Rows from a figure dataset:
* * *

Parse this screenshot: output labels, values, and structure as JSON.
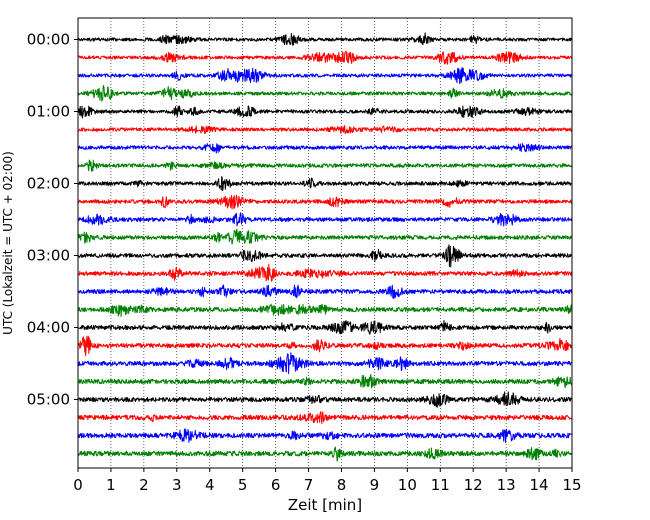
{
  "chart_data": {
    "type": "line",
    "title": "",
    "xlabel": "Zeit  [min]",
    "ylabel": "UTC (Lokalzeit = UTC + 02:00)",
    "xlim": [
      0,
      15
    ],
    "x_ticks": [
      "0",
      "1",
      "2",
      "3",
      "4",
      "5",
      "6",
      "7",
      "8",
      "9",
      "10",
      "11",
      "12",
      "13",
      "14",
      "15"
    ],
    "y_ticks": [
      "00:00",
      "01:00",
      "02:00",
      "03:00",
      "04:00",
      "05:00"
    ],
    "grid": "vertical dotted lines at each minute",
    "trace_interval_minutes": 15,
    "trace_colors": [
      "#000000",
      "#ff0000",
      "#0000ff",
      "#008000"
    ],
    "series": [
      {
        "start": "00:00",
        "color": "#000000"
      },
      {
        "start": "00:15",
        "color": "#ff0000"
      },
      {
        "start": "00:30",
        "color": "#0000ff"
      },
      {
        "start": "00:45",
        "color": "#008000"
      },
      {
        "start": "01:00",
        "color": "#000000"
      },
      {
        "start": "01:15",
        "color": "#ff0000"
      },
      {
        "start": "01:30",
        "color": "#0000ff"
      },
      {
        "start": "01:45",
        "color": "#008000"
      },
      {
        "start": "02:00",
        "color": "#000000"
      },
      {
        "start": "02:15",
        "color": "#ff0000"
      },
      {
        "start": "02:30",
        "color": "#0000ff"
      },
      {
        "start": "02:45",
        "color": "#008000"
      },
      {
        "start": "03:00",
        "color": "#000000"
      },
      {
        "start": "03:15",
        "color": "#ff0000"
      },
      {
        "start": "03:30",
        "color": "#0000ff"
      },
      {
        "start": "03:45",
        "color": "#008000"
      },
      {
        "start": "04:00",
        "color": "#000000"
      },
      {
        "start": "04:15",
        "color": "#ff0000"
      },
      {
        "start": "04:30",
        "color": "#0000ff"
      },
      {
        "start": "04:45",
        "color": "#008000"
      },
      {
        "start": "05:00",
        "color": "#000000"
      },
      {
        "start": "05:15",
        "color": "#ff0000"
      },
      {
        "start": "05:30",
        "color": "#0000ff"
      },
      {
        "start": "05:45",
        "color": "#008000"
      }
    ]
  }
}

* * *

▶ **STATED TASK**: Take the data above and repeat it exactly, leaving each picture out.

▶ **WRITTEN RESPONSE**:
Parse this screenshot: output labels, values, and structure as JSON.
{
  "chart_data": {
    "type": "line",
    "title": "",
    "xlabel": "Zeit  [min]",
    "ylabel": "UTC (Lokalzeit = UTC + 02:00)",
    "xlim": [
      0,
      15
    ],
    "x_ticks": [
      "0",
      "1",
      "2",
      "3",
      "4",
      "5",
      "6",
      "7",
      "8",
      "9",
      "10",
      "11",
      "12",
      "13",
      "14",
      "15"
    ],
    "y_ticks": [
      "00:00",
      "01:00",
      "02:00",
      "03:00",
      "04:00",
      "05:00"
    ],
    "grid": "vertical dotted lines at each minute",
    "trace_interval_minutes": 15,
    "trace_colors": [
      "#000000",
      "#ff0000",
      "#0000ff",
      "#008000"
    ],
    "series": [
      {
        "start": "00:00",
        "color": "#000000"
      },
      {
        "start": "00:15",
        "color": "#ff0000"
      },
      {
        "start": "00:30",
        "color": "#0000ff"
      },
      {
        "start": "00:45",
        "color": "#008000"
      },
      {
        "start": "01:00",
        "color": "#000000"
      },
      {
        "start": "01:15",
        "color": "#ff0000"
      },
      {
        "start": "01:30",
        "color": "#0000ff"
      },
      {
        "start": "01:45",
        "color": "#008000"
      },
      {
        "start": "02:00",
        "color": "#000000"
      },
      {
        "start": "02:15",
        "color": "#ff0000"
      },
      {
        "start": "02:30",
        "color": "#0000ff"
      },
      {
        "start": "02:45",
        "color": "#008000"
      },
      {
        "start": "03:00",
        "color": "#000000"
      },
      {
        "start": "03:15",
        "color": "#ff0000"
      },
      {
        "start": "03:30",
        "color": "#0000ff"
      },
      {
        "start": "03:45",
        "color": "#008000"
      },
      {
        "start": "04:00",
        "color": "#000000"
      },
      {
        "start": "04:15",
        "color": "#ff0000"
      },
      {
        "start": "04:30",
        "color": "#0000ff"
      },
      {
        "start": "04:45",
        "color": "#008000"
      },
      {
        "start": "05:00",
        "color": "#000000"
      },
      {
        "start": "05:15",
        "color": "#ff0000"
      },
      {
        "start": "05:30",
        "color": "#0000ff"
      },
      {
        "start": "05:45",
        "color": "#008000"
      }
    ]
  }
}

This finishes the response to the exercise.